-- WHAT THE TASK REQUIRES --
Find each line with the word "list" and state how many there are, nothing more.

-- DATA SHOWN --
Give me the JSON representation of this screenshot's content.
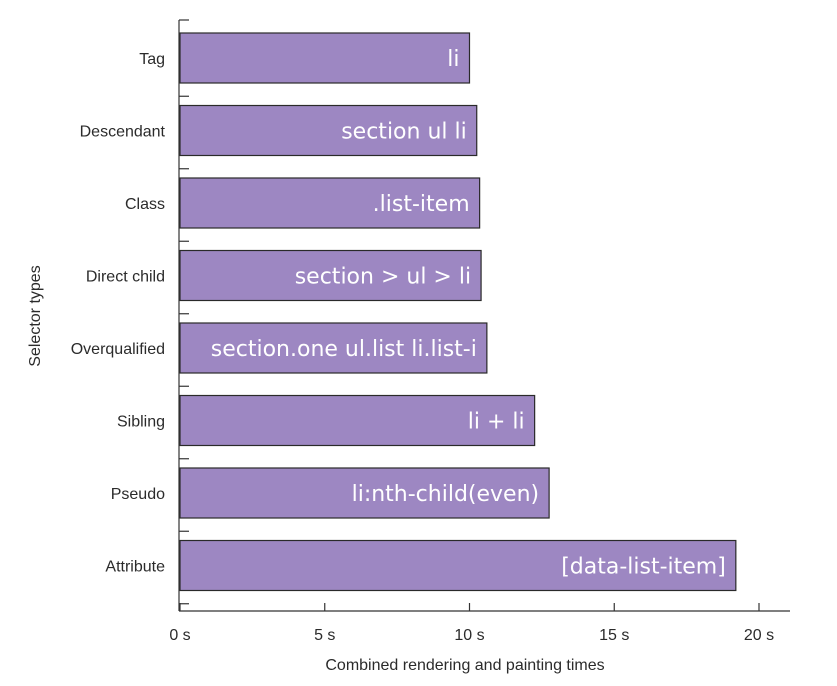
{
  "chart_data": {
    "type": "bar",
    "orientation": "horizontal",
    "categories": [
      "Tag",
      "Descendant",
      "Class",
      "Direct child",
      "Overqualified",
      "Sibling",
      "Pseudo",
      "Attribute"
    ],
    "values": [
      10.0,
      10.25,
      10.35,
      10.4,
      10.6,
      12.25,
      12.75,
      19.2
    ],
    "bar_labels": [
      "li",
      "section ul li",
      ".list-item",
      "section > ul > li",
      "section.one ul.list li.list-i",
      "li + li",
      "li:nth-child(even)",
      "[data-list-item]"
    ],
    "xlabel": "Combined rendering and painting times",
    "ylabel": "Selector types",
    "xlim": [
      0,
      21
    ],
    "xticks": [
      0,
      5,
      10,
      15,
      20
    ],
    "xtick_labels": [
      "0 s",
      "5 s",
      "10 s",
      "15 s",
      "20 s"
    ],
    "bar_color": "#9d87c2",
    "grid": false,
    "legend": "none"
  }
}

-- REPLY --
3